Copy each record exactly as it reads, leaving out any pictures it holds.

[Extracted records]
[start]

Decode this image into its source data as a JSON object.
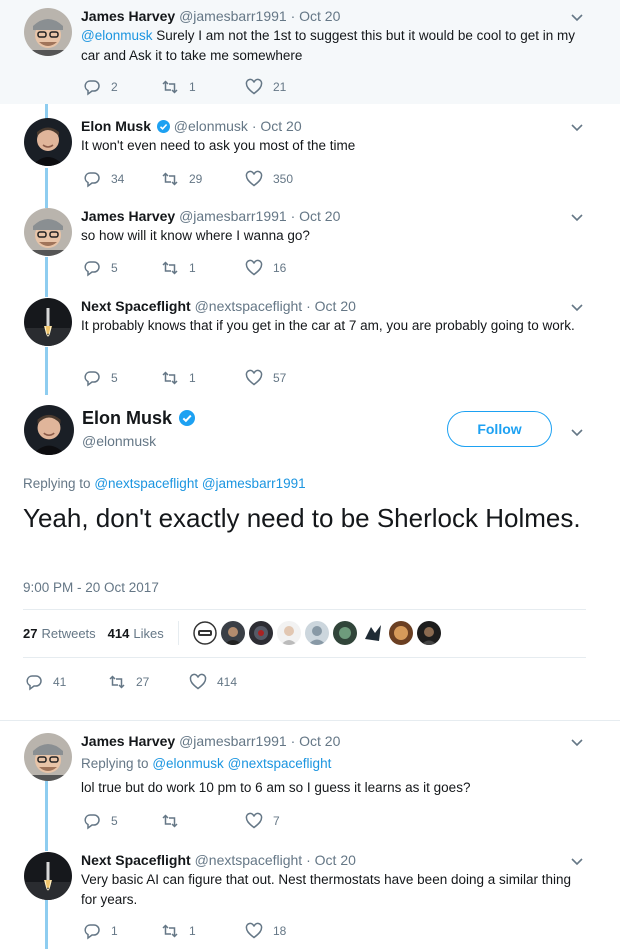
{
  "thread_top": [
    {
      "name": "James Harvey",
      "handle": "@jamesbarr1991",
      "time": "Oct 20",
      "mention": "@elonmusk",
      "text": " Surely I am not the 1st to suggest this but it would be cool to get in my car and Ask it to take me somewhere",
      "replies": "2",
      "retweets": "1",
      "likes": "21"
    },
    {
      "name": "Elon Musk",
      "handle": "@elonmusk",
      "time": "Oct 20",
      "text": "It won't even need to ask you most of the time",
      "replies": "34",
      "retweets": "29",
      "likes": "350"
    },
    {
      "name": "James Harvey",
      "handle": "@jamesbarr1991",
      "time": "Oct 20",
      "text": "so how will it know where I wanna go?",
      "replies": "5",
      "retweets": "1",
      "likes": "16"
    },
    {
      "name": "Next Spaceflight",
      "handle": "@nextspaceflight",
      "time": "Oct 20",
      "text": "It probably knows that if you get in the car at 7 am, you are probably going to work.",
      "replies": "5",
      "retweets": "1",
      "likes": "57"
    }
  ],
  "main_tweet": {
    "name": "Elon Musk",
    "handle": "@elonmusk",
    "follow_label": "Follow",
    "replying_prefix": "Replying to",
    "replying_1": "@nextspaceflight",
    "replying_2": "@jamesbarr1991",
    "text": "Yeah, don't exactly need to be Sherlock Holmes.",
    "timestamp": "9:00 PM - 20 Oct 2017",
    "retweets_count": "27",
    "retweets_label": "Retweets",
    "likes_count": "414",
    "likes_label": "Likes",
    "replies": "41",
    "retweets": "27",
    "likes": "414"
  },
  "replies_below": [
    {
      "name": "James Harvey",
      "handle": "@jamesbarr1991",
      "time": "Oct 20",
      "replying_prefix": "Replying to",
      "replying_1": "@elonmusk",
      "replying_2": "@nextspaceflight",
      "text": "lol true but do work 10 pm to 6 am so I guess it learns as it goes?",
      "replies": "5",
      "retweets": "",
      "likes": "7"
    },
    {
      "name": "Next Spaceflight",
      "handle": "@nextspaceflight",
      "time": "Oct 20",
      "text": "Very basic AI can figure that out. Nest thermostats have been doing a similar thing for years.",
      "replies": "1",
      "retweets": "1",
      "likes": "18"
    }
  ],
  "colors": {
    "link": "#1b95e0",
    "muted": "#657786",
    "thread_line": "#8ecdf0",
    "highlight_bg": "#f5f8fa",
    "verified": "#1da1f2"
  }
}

[end]

» **RESULT OF THIS EXERCISE**
Decode this image into its source data as a JSON object.
{
  "thread_top": [
    {
      "name": "James Harvey",
      "handle": "@jamesbarr1991",
      "time": "Oct 20",
      "mention": "@elonmusk",
      "text": " Surely I am not the 1st to suggest this but it would be cool to get in my car and Ask it to take me somewhere",
      "replies": "2",
      "retweets": "1",
      "likes": "21"
    },
    {
      "name": "Elon Musk",
      "handle": "@elonmusk",
      "time": "Oct 20",
      "text": "It won't even need to ask you most of the time",
      "replies": "34",
      "retweets": "29",
      "likes": "350"
    },
    {
      "name": "James Harvey",
      "handle": "@jamesbarr1991",
      "time": "Oct 20",
      "text": "so how will it know where I wanna go?",
      "replies": "5",
      "retweets": "1",
      "likes": "16"
    },
    {
      "name": "Next Spaceflight",
      "handle": "@nextspaceflight",
      "time": "Oct 20",
      "text": "It probably knows that if you get in the car at 7 am, you are probably going to work.",
      "replies": "5",
      "retweets": "1",
      "likes": "57"
    }
  ],
  "main_tweet": {
    "name": "Elon Musk",
    "handle": "@elonmusk",
    "follow_label": "Follow",
    "replying_prefix": "Replying to",
    "replying_1": "@nextspaceflight",
    "replying_2": "@jamesbarr1991",
    "text": "Yeah, don't exactly need to be Sherlock Holmes.",
    "timestamp": "9:00 PM - 20 Oct 2017",
    "retweets_count": "27",
    "retweets_label": "Retweets",
    "likes_count": "414",
    "likes_label": "Likes",
    "replies": "41",
    "retweets": "27",
    "likes": "414"
  },
  "replies_below": [
    {
      "name": "James Harvey",
      "handle": "@jamesbarr1991",
      "time": "Oct 20",
      "replying_prefix": "Replying to",
      "replying_1": "@elonmusk",
      "replying_2": "@nextspaceflight",
      "text": "lol true but do work 10 pm to 6 am so I guess it learns as it goes?",
      "replies": "5",
      "retweets": "",
      "likes": "7"
    },
    {
      "name": "Next Spaceflight",
      "handle": "@nextspaceflight",
      "time": "Oct 20",
      "text": "Very basic AI can figure that out. Nest thermostats have been doing a similar thing for years.",
      "replies": "1",
      "retweets": "1",
      "likes": "18"
    }
  ],
  "colors": {
    "link": "#1b95e0",
    "muted": "#657786",
    "thread_line": "#8ecdf0",
    "highlight_bg": "#f5f8fa",
    "verified": "#1da1f2"
  }
}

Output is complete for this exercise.